::: Materials provided :::
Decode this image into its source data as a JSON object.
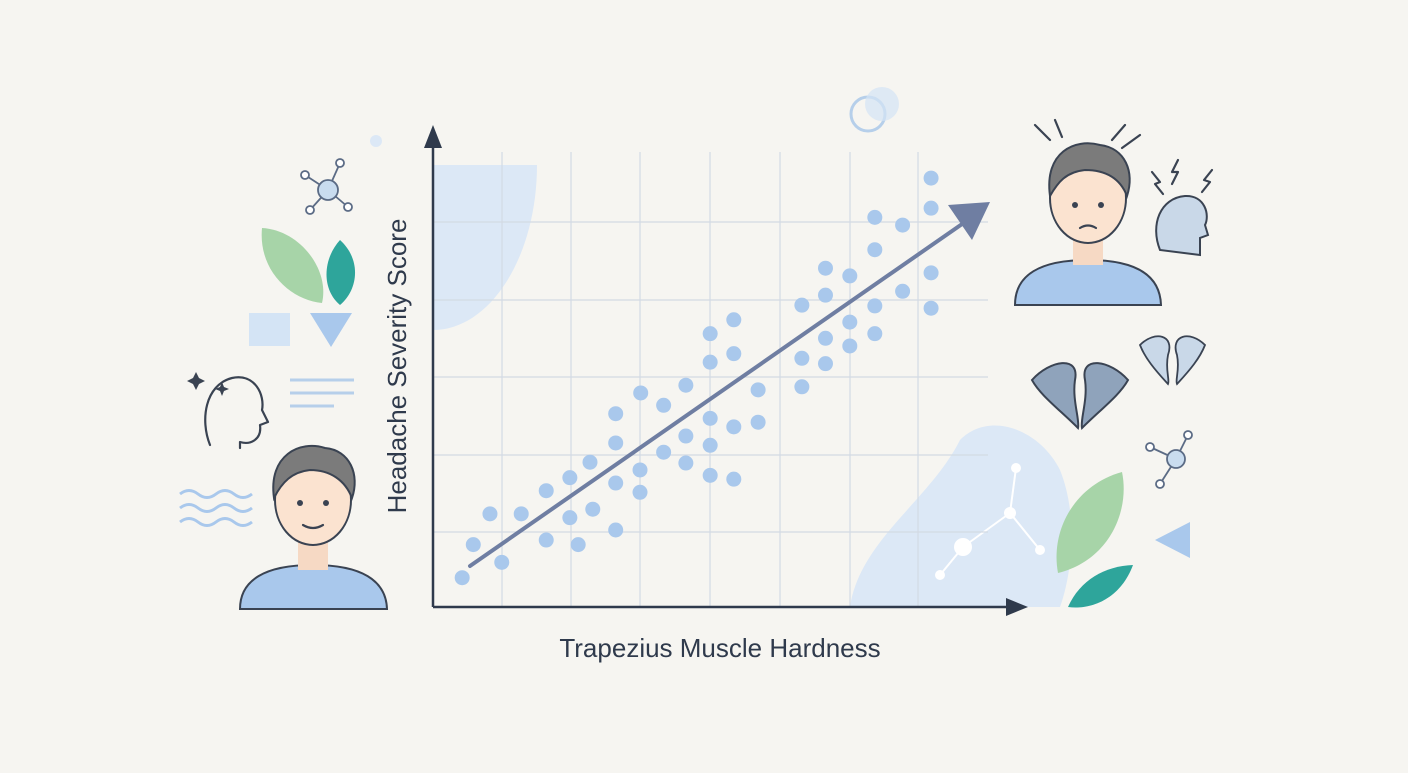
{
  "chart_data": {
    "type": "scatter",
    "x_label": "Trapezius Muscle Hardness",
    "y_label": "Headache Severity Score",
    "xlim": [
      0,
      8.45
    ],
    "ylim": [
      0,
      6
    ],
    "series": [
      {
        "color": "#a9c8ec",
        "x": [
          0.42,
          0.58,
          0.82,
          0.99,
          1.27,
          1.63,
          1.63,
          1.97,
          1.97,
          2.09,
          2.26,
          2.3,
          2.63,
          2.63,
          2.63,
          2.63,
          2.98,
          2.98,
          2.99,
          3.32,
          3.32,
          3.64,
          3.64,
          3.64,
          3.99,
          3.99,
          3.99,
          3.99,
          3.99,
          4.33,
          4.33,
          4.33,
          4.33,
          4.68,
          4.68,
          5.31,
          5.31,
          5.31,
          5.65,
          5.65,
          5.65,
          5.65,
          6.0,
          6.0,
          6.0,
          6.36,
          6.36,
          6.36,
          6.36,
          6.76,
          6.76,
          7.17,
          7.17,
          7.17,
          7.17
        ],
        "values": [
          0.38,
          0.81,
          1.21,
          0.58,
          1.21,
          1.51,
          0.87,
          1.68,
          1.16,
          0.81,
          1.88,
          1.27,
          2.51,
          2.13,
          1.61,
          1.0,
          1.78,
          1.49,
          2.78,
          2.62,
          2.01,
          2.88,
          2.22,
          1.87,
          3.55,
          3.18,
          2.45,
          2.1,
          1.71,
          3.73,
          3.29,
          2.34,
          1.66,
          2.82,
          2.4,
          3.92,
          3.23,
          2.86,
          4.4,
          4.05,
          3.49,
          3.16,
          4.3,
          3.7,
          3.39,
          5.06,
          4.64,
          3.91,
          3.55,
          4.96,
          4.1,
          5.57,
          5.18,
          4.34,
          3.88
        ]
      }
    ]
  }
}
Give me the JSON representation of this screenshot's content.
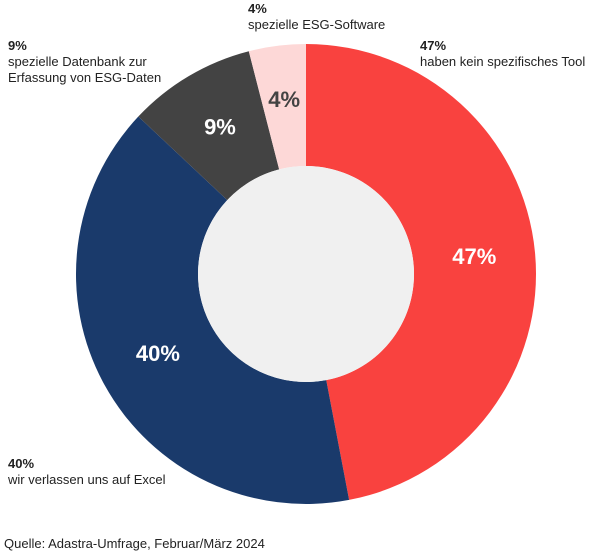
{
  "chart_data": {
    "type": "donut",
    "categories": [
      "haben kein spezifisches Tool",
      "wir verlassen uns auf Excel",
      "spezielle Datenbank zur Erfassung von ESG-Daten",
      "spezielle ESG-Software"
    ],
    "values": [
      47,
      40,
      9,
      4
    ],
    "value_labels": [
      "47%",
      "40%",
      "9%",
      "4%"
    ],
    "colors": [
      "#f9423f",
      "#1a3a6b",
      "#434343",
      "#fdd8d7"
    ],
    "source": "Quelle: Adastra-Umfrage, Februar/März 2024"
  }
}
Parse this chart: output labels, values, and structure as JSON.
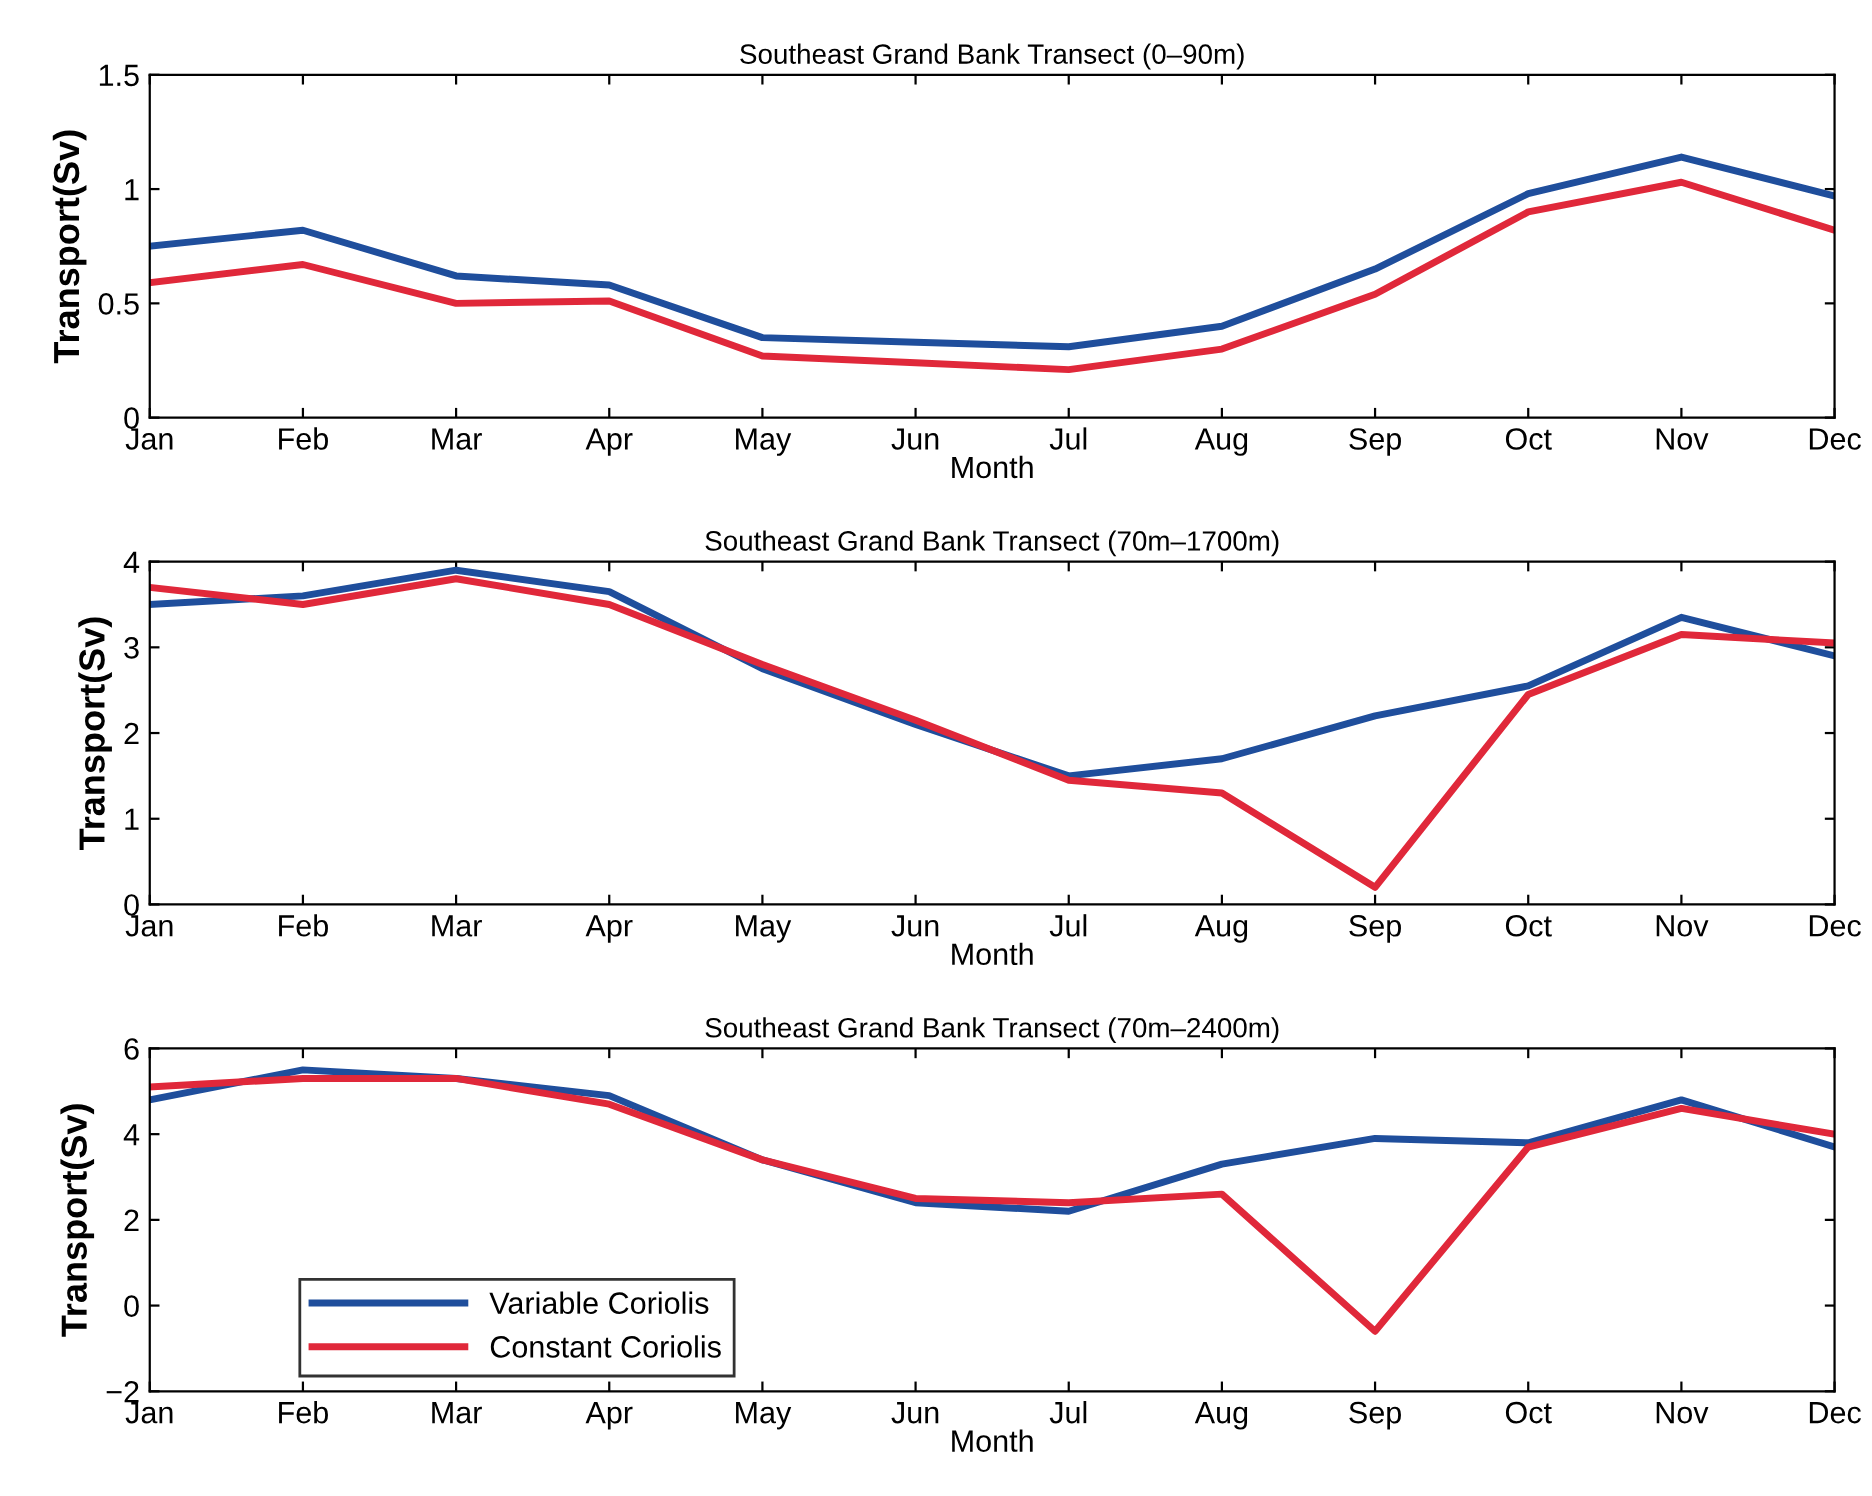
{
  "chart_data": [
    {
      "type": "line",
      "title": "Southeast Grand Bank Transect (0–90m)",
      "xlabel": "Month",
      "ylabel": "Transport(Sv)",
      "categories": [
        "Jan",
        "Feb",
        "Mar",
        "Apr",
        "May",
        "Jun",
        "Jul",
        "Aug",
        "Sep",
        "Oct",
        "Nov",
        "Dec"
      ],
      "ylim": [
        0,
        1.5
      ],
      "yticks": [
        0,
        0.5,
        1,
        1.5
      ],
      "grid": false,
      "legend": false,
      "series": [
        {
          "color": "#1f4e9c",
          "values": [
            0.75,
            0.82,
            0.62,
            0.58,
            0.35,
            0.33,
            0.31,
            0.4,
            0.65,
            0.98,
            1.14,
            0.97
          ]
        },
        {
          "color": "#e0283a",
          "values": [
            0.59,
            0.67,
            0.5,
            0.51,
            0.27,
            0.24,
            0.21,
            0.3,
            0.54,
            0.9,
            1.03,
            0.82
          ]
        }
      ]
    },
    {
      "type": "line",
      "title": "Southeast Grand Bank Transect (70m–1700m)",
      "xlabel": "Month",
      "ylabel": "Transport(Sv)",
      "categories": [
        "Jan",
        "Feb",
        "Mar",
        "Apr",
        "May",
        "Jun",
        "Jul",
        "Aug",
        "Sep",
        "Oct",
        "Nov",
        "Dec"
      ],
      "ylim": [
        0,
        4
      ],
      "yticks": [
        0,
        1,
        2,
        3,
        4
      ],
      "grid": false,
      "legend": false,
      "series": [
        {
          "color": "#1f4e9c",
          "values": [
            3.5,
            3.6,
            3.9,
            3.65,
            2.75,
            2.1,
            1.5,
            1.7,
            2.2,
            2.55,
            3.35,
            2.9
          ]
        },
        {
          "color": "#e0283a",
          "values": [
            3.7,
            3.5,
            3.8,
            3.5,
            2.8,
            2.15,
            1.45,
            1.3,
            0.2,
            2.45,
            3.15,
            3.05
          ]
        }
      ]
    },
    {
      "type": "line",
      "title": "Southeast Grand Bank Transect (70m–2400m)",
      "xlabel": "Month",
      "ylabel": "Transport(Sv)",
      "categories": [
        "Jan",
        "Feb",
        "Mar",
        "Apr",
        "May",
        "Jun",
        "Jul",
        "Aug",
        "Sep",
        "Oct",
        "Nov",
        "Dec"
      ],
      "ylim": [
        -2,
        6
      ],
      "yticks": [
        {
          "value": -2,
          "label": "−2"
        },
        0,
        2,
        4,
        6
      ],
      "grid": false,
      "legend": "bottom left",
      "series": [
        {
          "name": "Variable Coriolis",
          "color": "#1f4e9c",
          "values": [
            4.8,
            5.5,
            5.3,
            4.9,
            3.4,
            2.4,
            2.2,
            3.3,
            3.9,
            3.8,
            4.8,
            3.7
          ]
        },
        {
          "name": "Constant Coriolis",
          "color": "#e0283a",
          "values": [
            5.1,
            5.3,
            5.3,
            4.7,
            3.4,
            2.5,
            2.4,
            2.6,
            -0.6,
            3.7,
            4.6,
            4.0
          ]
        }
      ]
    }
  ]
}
:::
Do this:
Copy each line in full and exactly, omitting any picture.

Task output:
Decode this image into its source data as a JSON object.
{
  "chart_data": {
    "type": "scatter",
    "x_label": "Trapezius Muscle Hardness",
    "y_label": "Headache Severity Score",
    "xlim": [
      0,
      8.45
    ],
    "ylim": [
      0,
      6
    ],
    "series": [
      {
        "color": "#a9c8ec",
        "x": [
          0.42,
          0.58,
          0.82,
          0.99,
          1.27,
          1.63,
          1.63,
          1.97,
          1.97,
          2.09,
          2.26,
          2.3,
          2.63,
          2.63,
          2.63,
          2.63,
          2.98,
          2.98,
          2.99,
          3.32,
          3.32,
          3.64,
          3.64,
          3.64,
          3.99,
          3.99,
          3.99,
          3.99,
          3.99,
          4.33,
          4.33,
          4.33,
          4.33,
          4.68,
          4.68,
          5.31,
          5.31,
          5.31,
          5.65,
          5.65,
          5.65,
          5.65,
          6.0,
          6.0,
          6.0,
          6.36,
          6.36,
          6.36,
          6.36,
          6.76,
          6.76,
          7.17,
          7.17,
          7.17,
          7.17
        ],
        "values": [
          0.38,
          0.81,
          1.21,
          0.58,
          1.21,
          1.51,
          0.87,
          1.68,
          1.16,
          0.81,
          1.88,
          1.27,
          2.51,
          2.13,
          1.61,
          1.0,
          1.78,
          1.49,
          2.78,
          2.62,
          2.01,
          2.88,
          2.22,
          1.87,
          3.55,
          3.18,
          2.45,
          2.1,
          1.71,
          3.73,
          3.29,
          2.34,
          1.66,
          2.82,
          2.4,
          3.92,
          3.23,
          2.86,
          4.4,
          4.05,
          3.49,
          3.16,
          4.3,
          3.7,
          3.39,
          5.06,
          4.64,
          3.91,
          3.55,
          4.96,
          4.1,
          5.57,
          5.18,
          4.34,
          3.88
        ]
      }
    ]
  }
}
Give me the JSON representation of this screenshot's content.
{
  "chart_data": {
    "type": "donut",
    "categories": [
      "haben kein spezifisches Tool",
      "wir verlassen uns auf Excel",
      "spezielle Datenbank zur Erfassung von ESG-Daten",
      "spezielle ESG-Software"
    ],
    "values": [
      47,
      40,
      9,
      4
    ],
    "value_labels": [
      "47%",
      "40%",
      "9%",
      "4%"
    ],
    "colors": [
      "#f9423f",
      "#1a3a6b",
      "#434343",
      "#fdd8d7"
    ],
    "source": "Quelle: Adastra-Umfrage, Februar/März 2024"
  }
}
Parse this chart: output labels, values, and structure as JSON.
{
  "chart_data": [
    {
      "type": "line",
      "title": "Southeast Grand Bank Transect (0–90m)",
      "xlabel": "Month",
      "ylabel": "Transport(Sv)",
      "categories": [
        "Jan",
        "Feb",
        "Mar",
        "Apr",
        "May",
        "Jun",
        "Jul",
        "Aug",
        "Sep",
        "Oct",
        "Nov",
        "Dec"
      ],
      "ylim": [
        0,
        1.5
      ],
      "yticks": [
        0,
        0.5,
        1,
        1.5
      ],
      "grid": false,
      "legend": false,
      "series": [
        {
          "color": "#1f4e9c",
          "values": [
            0.75,
            0.82,
            0.62,
            0.58,
            0.35,
            0.33,
            0.31,
            0.4,
            0.65,
            0.98,
            1.14,
            0.97
          ]
        },
        {
          "color": "#e0283a",
          "values": [
            0.59,
            0.67,
            0.5,
            0.51,
            0.27,
            0.24,
            0.21,
            0.3,
            0.54,
            0.9,
            1.03,
            0.82
          ]
        }
      ]
    },
    {
      "type": "line",
      "title": "Southeast Grand Bank Transect (70m–1700m)",
      "xlabel": "Month",
      "ylabel": "Transport(Sv)",
      "categories": [
        "Jan",
        "Feb",
        "Mar",
        "Apr",
        "May",
        "Jun",
        "Jul",
        "Aug",
        "Sep",
        "Oct",
        "Nov",
        "Dec"
      ],
      "ylim": [
        0,
        4
      ],
      "yticks": [
        0,
        1,
        2,
        3,
        4
      ],
      "grid": false,
      "legend": false,
      "series": [
        {
          "color": "#1f4e9c",
          "values": [
            3.5,
            3.6,
            3.9,
            3.65,
            2.75,
            2.1,
            1.5,
            1.7,
            2.2,
            2.55,
            3.35,
            2.9
          ]
        },
        {
          "color": "#e0283a",
          "values": [
            3.7,
            3.5,
            3.8,
            3.5,
            2.8,
            2.15,
            1.45,
            1.3,
            0.2,
            2.45,
            3.15,
            3.05
          ]
        }
      ]
    },
    {
      "type": "line",
      "title": "Southeast Grand Bank Transect (70m–2400m)",
      "xlabel": "Month",
      "ylabel": "Transport(Sv)",
      "categories": [
        "Jan",
        "Feb",
        "Mar",
        "Apr",
        "May",
        "Jun",
        "Jul",
        "Aug",
        "Sep",
        "Oct",
        "Nov",
        "Dec"
      ],
      "ylim": [
        -2,
        6
      ],
      "yticks": [
        {
          "value": -2,
          "label": "−2"
        },
        0,
        2,
        4,
        6
      ],
      "grid": false,
      "legend": "bottom left",
      "series": [
        {
          "name": "Variable Coriolis",
          "color": "#1f4e9c",
          "values": [
            4.8,
            5.5,
            5.3,
            4.9,
            3.4,
            2.4,
            2.2,
            3.3,
            3.9,
            3.8,
            4.8,
            3.7
          ]
        },
        {
          "name": "Constant Coriolis",
          "color": "#e0283a",
          "values": [
            5.1,
            5.3,
            5.3,
            4.7,
            3.4,
            2.5,
            2.4,
            2.6,
            -0.6,
            3.7,
            4.6,
            4.0
          ]
        }
      ]
    }
  ]
}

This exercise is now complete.